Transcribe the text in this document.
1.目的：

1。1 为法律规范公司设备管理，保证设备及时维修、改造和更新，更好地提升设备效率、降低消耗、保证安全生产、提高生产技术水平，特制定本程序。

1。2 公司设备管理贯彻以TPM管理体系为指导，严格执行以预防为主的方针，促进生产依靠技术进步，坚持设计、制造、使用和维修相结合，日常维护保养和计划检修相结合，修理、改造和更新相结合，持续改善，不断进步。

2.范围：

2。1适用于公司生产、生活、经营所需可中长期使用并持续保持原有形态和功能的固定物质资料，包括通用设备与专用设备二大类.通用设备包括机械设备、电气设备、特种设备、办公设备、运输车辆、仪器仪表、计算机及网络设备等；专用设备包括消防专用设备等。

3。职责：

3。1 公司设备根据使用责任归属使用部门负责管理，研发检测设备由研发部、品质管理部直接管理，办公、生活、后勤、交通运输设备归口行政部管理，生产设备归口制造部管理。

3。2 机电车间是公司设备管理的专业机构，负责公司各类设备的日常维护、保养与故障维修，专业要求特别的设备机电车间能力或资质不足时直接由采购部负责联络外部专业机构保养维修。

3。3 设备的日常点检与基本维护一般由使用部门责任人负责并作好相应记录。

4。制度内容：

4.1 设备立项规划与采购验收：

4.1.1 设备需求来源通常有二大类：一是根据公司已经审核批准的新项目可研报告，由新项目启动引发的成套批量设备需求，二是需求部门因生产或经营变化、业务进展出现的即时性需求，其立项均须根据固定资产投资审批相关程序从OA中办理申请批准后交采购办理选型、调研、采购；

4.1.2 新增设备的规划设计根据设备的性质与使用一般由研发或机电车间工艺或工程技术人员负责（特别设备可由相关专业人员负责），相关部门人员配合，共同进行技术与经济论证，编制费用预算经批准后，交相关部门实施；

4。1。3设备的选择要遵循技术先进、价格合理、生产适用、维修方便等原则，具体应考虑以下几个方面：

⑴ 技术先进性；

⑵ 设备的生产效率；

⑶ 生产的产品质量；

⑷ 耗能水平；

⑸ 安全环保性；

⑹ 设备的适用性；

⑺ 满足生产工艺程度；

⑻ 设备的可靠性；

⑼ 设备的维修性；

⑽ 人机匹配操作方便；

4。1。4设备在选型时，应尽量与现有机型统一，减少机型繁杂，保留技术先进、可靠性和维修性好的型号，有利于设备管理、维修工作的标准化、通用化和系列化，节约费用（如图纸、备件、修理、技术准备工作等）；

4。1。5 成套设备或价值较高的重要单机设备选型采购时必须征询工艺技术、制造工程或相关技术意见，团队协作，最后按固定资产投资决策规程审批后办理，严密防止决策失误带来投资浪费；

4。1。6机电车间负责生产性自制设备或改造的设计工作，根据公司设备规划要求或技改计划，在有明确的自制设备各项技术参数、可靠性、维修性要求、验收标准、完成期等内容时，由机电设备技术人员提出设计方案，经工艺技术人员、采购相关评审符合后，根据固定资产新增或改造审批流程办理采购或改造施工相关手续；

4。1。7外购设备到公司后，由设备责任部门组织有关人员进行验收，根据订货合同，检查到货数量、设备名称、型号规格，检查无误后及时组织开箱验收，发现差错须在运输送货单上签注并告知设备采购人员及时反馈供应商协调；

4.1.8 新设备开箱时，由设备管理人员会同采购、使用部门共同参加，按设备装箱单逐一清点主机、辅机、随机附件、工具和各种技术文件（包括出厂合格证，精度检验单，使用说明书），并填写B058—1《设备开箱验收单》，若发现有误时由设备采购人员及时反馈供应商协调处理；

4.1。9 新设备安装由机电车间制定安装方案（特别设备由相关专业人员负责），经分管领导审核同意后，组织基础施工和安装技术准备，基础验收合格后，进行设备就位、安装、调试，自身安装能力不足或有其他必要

**Given task:**
Extract all of the data shown above without alteration.

**Exercise result:**
Transcribe the text in this document.
1.目的：

1。1 为法律规范公司设备管理，保证设备及时维修、改造和更新，更好地提升设备效率、降低消耗、保证安全生产、提高生产技术水平，特制定本程序。

1。2 公司设备管理贯彻以TPM管理体系为指导，严格执行以预防为主的方针，促进生产依靠技术进步，坚持设计、制造、使用和维修相结合，日常维护保养和计划检修相结合，修理、改造和更新相结合，持续改善，不断进步。

2.范围：

2。1适用于公司生产、生活、经营所需可中长期使用并持续保持原有形态和功能的固定物质资料，包括通用设备与专用设备二大类.通用设备包括机械设备、电气设备、特种设备、办公设备、运输车辆、仪器仪表、计算机及网络设备等；专用设备包括消防专用设备等。

3。职责：

3。1 公司设备根据使用责任归属使用部门负责管理，研发检测设备由研发部、品质管理部直接管理，办公、生活、后勤、交通运输设备归口行政部管理，生产设备归口制造部管理。

3。2 机电车间是公司设备管理的专业机构，负责公司各类设备的日常维护、保养与故障维修，专业要求特别的设备机电车间能力或资质不足时直接由采购部负责联络外部专业机构保养维修。

3。3 设备的日常点检与基本维护一般由使用部门责任人负责并作好相应记录。

4。制度内容：

4.1 设备立项规划与采购验收：

4.1.1 设备需求来源通常有二大类：一是根据公司已经审核批准的新项目可研报告，由新项目启动引发的成套批量设备需求，二是需求部门因生产或经营变化、业务进展出现的即时性需求，其立项均须根据固定资产投资审批相关程序从OA中办理申请批准后交采购办理选型、调研、采购；

4.1.2 新增设备的规划设计根据设备的性质与使用一般由研发或机电车间工艺或工程技术人员负责（特别设备可由相关专业人员负责），相关部门人员配合，共同进行技术与经济论证，编制费用预算经批准后，交相关部门实施；

4。1。3设备的选择要遵循技术先进、价格合理、生产适用、维修方便等原则，具体应考虑以下几个方面：

⑴ 技术先进性；

⑵ 设备的生产效率；

⑶ 生产的产品质量；

⑷ 耗能水平；

⑸ 安全环保性；

⑹ 设备的适用性；

⑺ 满足生产工艺程度；

⑻ 设备的可靠性；

⑼ 设备的维修性；

⑽ 人机匹配操作方便；

4。1。4设备在选型时，应尽量与现有机型统一，减少机型繁杂，保留技术先进、可靠性和维修性好的型号，有利于设备管理、维修工作的标准化、通用化和系列化，节约费用（如图纸、备件、修理、技术准备工作等）；

4。1。5 成套设备或价值较高的重要单机设备选型采购时必须征询工艺技术、制造工程或相关技术意见，团队协作，最后按固定资产投资决策规程审批后办理，严密防止决策失误带来投资浪费；

4。1。6机电车间负责生产性自制设备或改造的设计工作，根据公司设备规划要求或技改计划，在有明确的自制设备各项技术参数、可靠性、维修性要求、验收标准、完成期等内容时，由机电设备技术人员提出设计方案，经工艺技术人员、采购相关评审符合后，根据固定资产新增或改造审批流程办理采购或改造施工相关手续；

4。1。7外购设备到公司后，由设备责任部门组织有关人员进行验收，根据订货合同，检查到货数量、设备名称、型号规格，检查无误后及时组织开箱验收，发现差错须在运输送货单上签注并告知设备采购人员及时反馈供应商协调；

4.1.8 新设备开箱时，由设备管理人员会同采购、使用部门共同参加，按设备装箱单逐一清点主机、辅机、随机附件、工具和各种技术文件（包括出厂合格证，精度检验单，使用说明书），并填写B058—1《设备开箱验收单》，若发现有误时由设备采购人员及时反馈供应商协调处理；

4.1。9 新设备安装由机电车间制定安装方案（特别设备由相关专业人员负责），经分管领导审核同意后，组织基础施工和安装技术准备，基础验收合格后，进行设备就位、安装、调试，自身安装能力不足或有其他必要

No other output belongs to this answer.